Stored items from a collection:
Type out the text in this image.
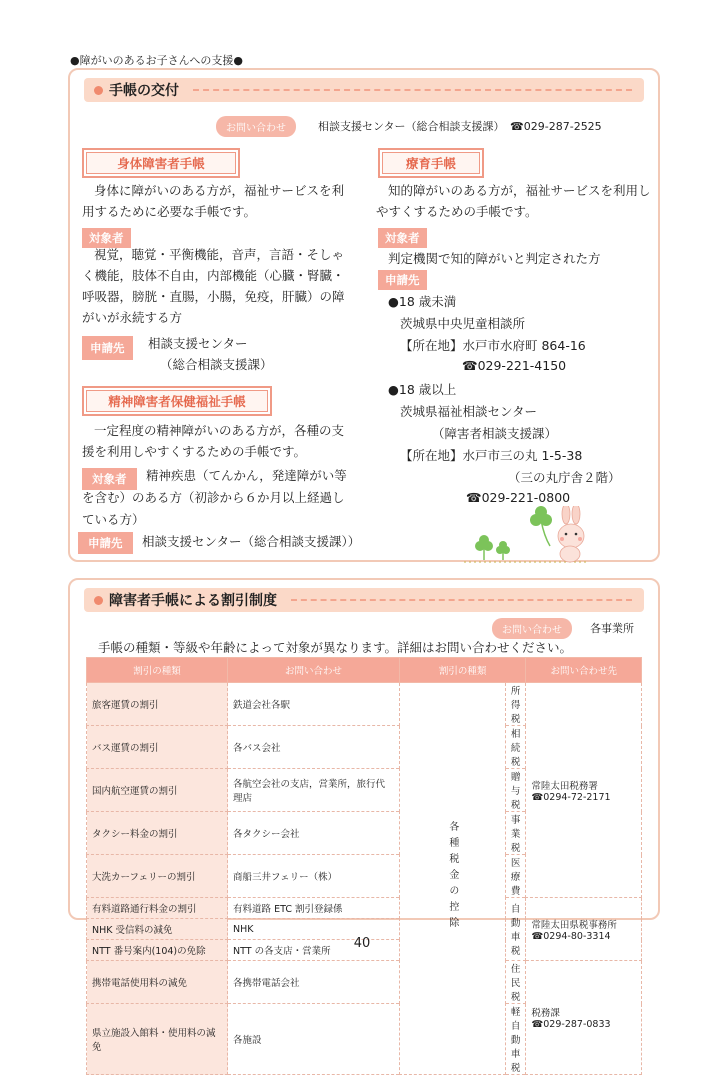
●障がいのあるお子さんへの支援●
手帳の交付
お問い合わせ	相談支援センター（総合相談支援課）　☎029-287-2525
身体障害者手帳
身体に障がいのある方が，福祉サービスを利用するために必要な手帳です。
対象者
視覚，聴覚・平衡機能，音声，言語・そしゃく機能，肢体不自由，内部機能（心臓・腎臓・呼吸器，膀胱・直腸，小腸，免疫，肝臓）の障がいが永続する方
申請先	相談支援センター
（総合相談支援課）
精神障害者保健福祉手帳
一定程度の精神障がいのある方が，各種の支援を利用しやすくするための手帳です。
対象者	精神疾患（てんかん，発達障がい等
を含む）のある方（初診から６か月以上経過し
ている方）
申請先	相談支援センター（総合相談支援課））
療育手帳
知的障がいのある方が，福祉サービスを利用しやすくするための手帳です。
対象者
判定機関で知的障がいと判定された方
申請先
●18 歳未満
茨城県中央児童相談所
【所在地】水戸市水府町 864-16
☎029-221-4150
●18 歳以上
茨城県福祉相談センター
（障害者相談支援課）
【所在地】水戸市三の丸 1-5-38
（三の丸庁舎２階）
☎029-221-0800
障害者手帳による割引制度
お問い合わせ	各事業所
手帳の種類・等級や年齢によって対象が異なります。詳細はお問い合わせください。
割引の種類	お問い合わせ	割引の種類		お問い合わせ先
旅客運賃の割引	鉄道会社各駅	各種税金の控除	所得税	常陸太田税務署
☎0294-72-2171

バス運賃の割引	各バス会社		相続税	
国内航空運賃の割引	各航空会社の支店，営業所，旅行代理店		贈与税	
タクシー料金の割引	各タクシー会社		事業税	
大洗カーフェリーの割引	商船三井フェリー（株）		医療費	
有料道路通行料金の割引	有料道路 ETC 割引登録係		自動車税	常陸太田県税事務所
☎0294-80-3314

NHK 受信料の減免	NHK			
NTT 番号案内(104)の免除	NTT の各支店・営業所			
携帯電話使用料の減免	各携帯電話会社		住民税	税務課
☎029-287-0833

県立施設入館料・使用料の減免	各施設		軽自動車税	
40
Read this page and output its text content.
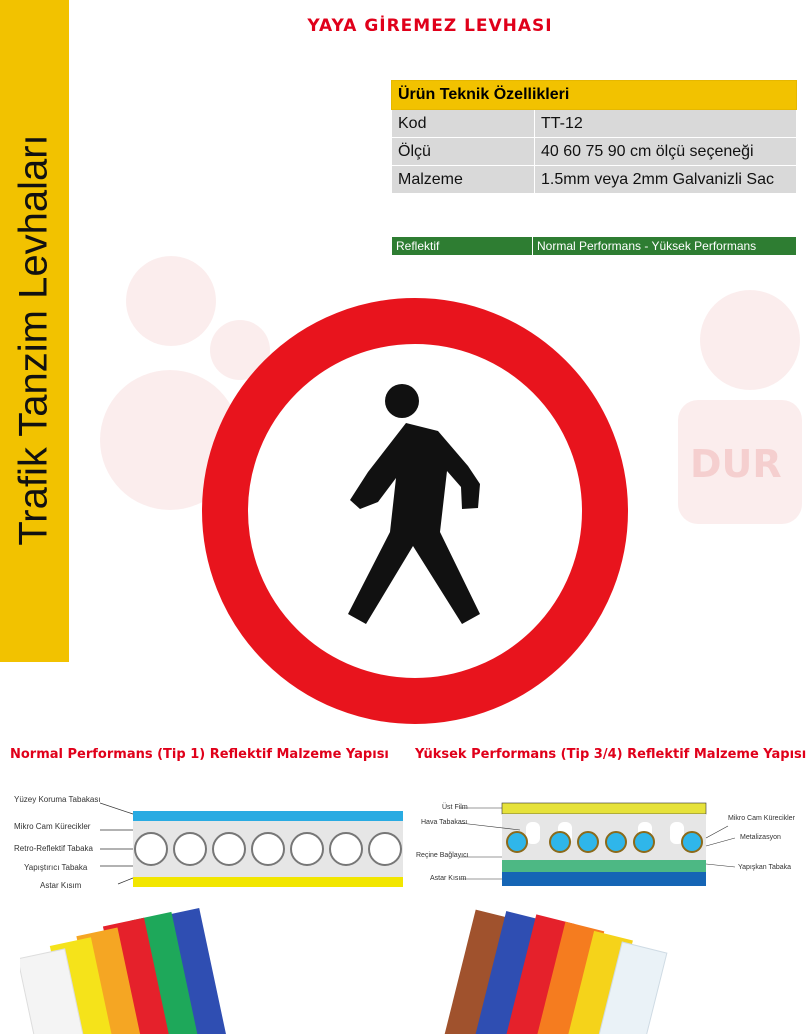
Trafik Tanzim Levhaları
YAYA GİREMEZ LEVHASI
DUR
Ürün Teknik Özellikleri	
Kod	TT-12
Ölçü	40 60 75 90 cm ölçü seçeneği
Malzeme	1.5mm veya 2mm Galvanizli Sac
Reflektif	Normal Performans - Yüksek Performans
Normal Performans (Tip 1) Reflektif Malzeme Yapısı Yüksek Performans (Tip 3/4) Reflektif Malzeme Yapısı
Yüzey Koruma Tabakası
Mikro Cam Kürecikler
Retro-Reflektif Tabaka
Yapıştırıcı Tabaka
Astar Kısım
Üst Film
Hava Tabakası
Reçine Bağlayıcı
Astar Kısım
Mikro Cam Kürecikler
Metalizasyon
Yapışkan Tabaka
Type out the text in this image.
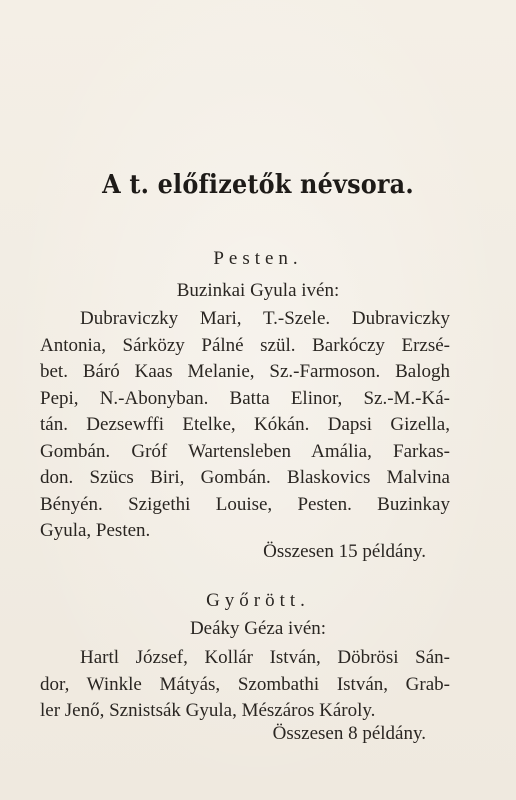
A t. előfizetők névsora.
Pesten.
Buzinkai Gyula ivén:
Dubraviczky Mari, T.-Szele. Dubraviczky
Antonia, Sárközy Pálné szül. Barkóczy Erzsé-
bet. Báró Kaas Melanie, Sz.-Farmoson. Balogh
Pepi, N.-Abonyban. Batta Elinor, Sz.-M.-Ká-
tán. Dezsewffi Etelke, Kókán. Dapsi Gizella,
Gombán. Gróf Wartensleben Amália, Farkas-
don. Szücs Biri, Gombán. Blaskovics Malvina
Bényén. Szigethi Louise, Pesten. Buzinkay
Gyula, Pesten.
Összesen 15 példány.
Győrött.
Deáky Géza ivén:
Hartl József, Kollár István, Döbrösi Sán-
dor, Winkle Mátyás, Szombathi István, Grab-
ler Jenő, Sznistsák Gyula, Mészáros Károly.
Összesen 8 példány.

What you have to do:
Return the listing above in full and without alteration, excluding its pictures.

Reply:
Type out the text in this image.
●障がいのあるお子さんへの支援●
手帳の交付
お問い合わせ	相談支援センター（総合相談支援課）　☎029-287-2525
身体障害者手帳
身体に障がいのある方が，福祉サービスを利用するために必要な手帳です。
対象者
視覚，聴覚・平衡機能，音声，言語・そしゃく機能，肢体不自由，内部機能（心臓・腎臓・呼吸器，膀胱・直腸，小腸，免疫，肝臓）の障がいが永続する方
申請先	相談支援センター
（総合相談支援課）
精神障害者保健福祉手帳
一定程度の精神障がいのある方が，各種の支援を利用しやすくするための手帳です。
対象者	精神疾患（てんかん，発達障がい等
を含む）のある方（初診から６か月以上経過し
ている方）
申請先	相談支援センター（総合相談支援課））
療育手帳
知的障がいのある方が，福祉サービスを利用しやすくするための手帳です。
対象者
判定機関で知的障がいと判定された方
申請先
●18 歳未満
茨城県中央児童相談所
【所在地】水戸市水府町 864-16
☎029-221-4150
●18 歳以上
茨城県福祉相談センター
（障害者相談支援課）
【所在地】水戸市三の丸 1-5-38
（三の丸庁舎２階）
☎029-221-0800
障害者手帳による割引制度
お問い合わせ	各事業所
手帳の種類・等級や年齢によって対象が異なります。詳細はお問い合わせください。
割引の種類	お問い合わせ	割引の種類		お問い合わせ先
旅客運賃の割引	鉄道会社各駅	各種税金の控除	所得税	常陸太田税務署
☎0294-72-2171

バス運賃の割引	各バス会社		相続税	
国内航空運賃の割引	各航空会社の支店，営業所，旅行代理店		贈与税	
タクシー料金の割引	各タクシー会社		事業税	
大洗カーフェリーの割引	商船三井フェリー（株）		医療費	
有料道路通行料金の割引	有料道路 ETC 割引登録係		自動車税	常陸太田県税事務所
☎0294-80-3314

NHK 受信料の減免	NHK			
NTT 番号案内(104)の免除	NTT の各支店・営業所			
携帯電話使用料の減免	各携帯電話会社		住民税	税務課
☎029-287-0833

県立施設入館料・使用料の減免	各施設		軽自動車税	
40
Read this page and output its text content.
Trafik Tanzim Levhaları
YAYA GİREMEZ LEVHASI
DUR
Ürün Teknik Özellikleri	
Kod	TT-12
Ölçü	40 60 75 90 cm ölçü seçeneği
Malzeme	1.5mm veya 2mm Galvanizli Sac
Reflektif	Normal Performans - Yüksek Performans
Normal Performans (Tip 1) Reflektif Malzeme Yapısı Yüksek Performans (Tip 3/4) Reflektif Malzeme Yapısı
Yüzey Koruma Tabakası
Mikro Cam Kürecikler
Retro-Reflektif Tabaka
Yapıştırıcı Tabaka
Astar Kısım
Üst Film
Hava Tabakası
Reçine Bağlayıcı
Astar Kısım
Mikro Cam Kürecikler
Metalizasyon
Yapışkan Tabaka
Type out the text in this image.
A t. előfizetők névsora.
Pesten.
Buzinkai Gyula ivén:
Dubraviczky Mari, T.-Szele. Dubraviczky
Antonia, Sárközy Pálné szül. Barkóczy Erzsé-
bet. Báró Kaas Melanie, Sz.-Farmoson. Balogh
Pepi, N.-Abonyban. Batta Elinor, Sz.-M.-Ká-
tán. Dezsewffi Etelke, Kókán. Dapsi Gizella,
Gombán. Gróf Wartensleben Amália, Farkas-
don. Szücs Biri, Gombán. Blaskovics Malvina
Bényén. Szigethi Louise, Pesten. Buzinkay
Gyula, Pesten.
Összesen 15 példány.
Győrött.
Deáky Géza ivén:
Hartl József, Kollár István, Döbrösi Sán-
dor, Winkle Mátyás, Szombathi István, Grab-
ler Jenő, Sznistsák Gyula, Mészáros Károly.
Összesen 8 példány.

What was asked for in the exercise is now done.